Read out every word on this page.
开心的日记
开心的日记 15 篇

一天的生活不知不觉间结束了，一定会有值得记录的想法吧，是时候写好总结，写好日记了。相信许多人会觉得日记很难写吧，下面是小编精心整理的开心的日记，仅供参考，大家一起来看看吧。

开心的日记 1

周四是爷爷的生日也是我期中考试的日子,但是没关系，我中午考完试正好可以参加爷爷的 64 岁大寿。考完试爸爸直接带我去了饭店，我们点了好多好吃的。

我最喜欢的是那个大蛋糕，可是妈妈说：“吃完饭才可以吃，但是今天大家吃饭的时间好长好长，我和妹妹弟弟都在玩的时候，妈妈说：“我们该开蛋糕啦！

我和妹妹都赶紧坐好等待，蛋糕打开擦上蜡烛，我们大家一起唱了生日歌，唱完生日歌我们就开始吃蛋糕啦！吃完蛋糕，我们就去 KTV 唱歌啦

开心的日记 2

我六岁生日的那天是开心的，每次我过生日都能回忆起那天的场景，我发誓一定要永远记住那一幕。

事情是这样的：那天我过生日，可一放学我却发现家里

__Brief__
Write the entire listing out again, word for word.

__Solution for this exercise__
Read out every word on this page.
开心的日记
开心的日记 15 篇

一天的生活不知不觉间结束了，一定会有值得记录的想法吧，是时候写好总结，写好日记了。相信许多人会觉得日记很难写吧，下面是小编精心整理的开心的日记，仅供参考，大家一起来看看吧。

开心的日记 1

周四是爷爷的生日也是我期中考试的日子,但是没关系，我中午考完试正好可以参加爷爷的 64 岁大寿。考完试爸爸直接带我去了饭店，我们点了好多好吃的。

我最喜欢的是那个大蛋糕，可是妈妈说：“吃完饭才可以吃，但是今天大家吃饭的时间好长好长，我和妹妹弟弟都在玩的时候，妈妈说：“我们该开蛋糕啦！

我和妹妹都赶紧坐好等待，蛋糕打开擦上蜡烛，我们大家一起唱了生日歌，唱完生日歌我们就开始吃蛋糕啦！吃完蛋糕，我们就去 KTV 唱歌啦

开心的日记 2

我六岁生日的那天是开心的，每次我过生日都能回忆起那天的场景，我发誓一定要永远记住那一幕。

事情是这样的：那天我过生日，可一放学我却发现家里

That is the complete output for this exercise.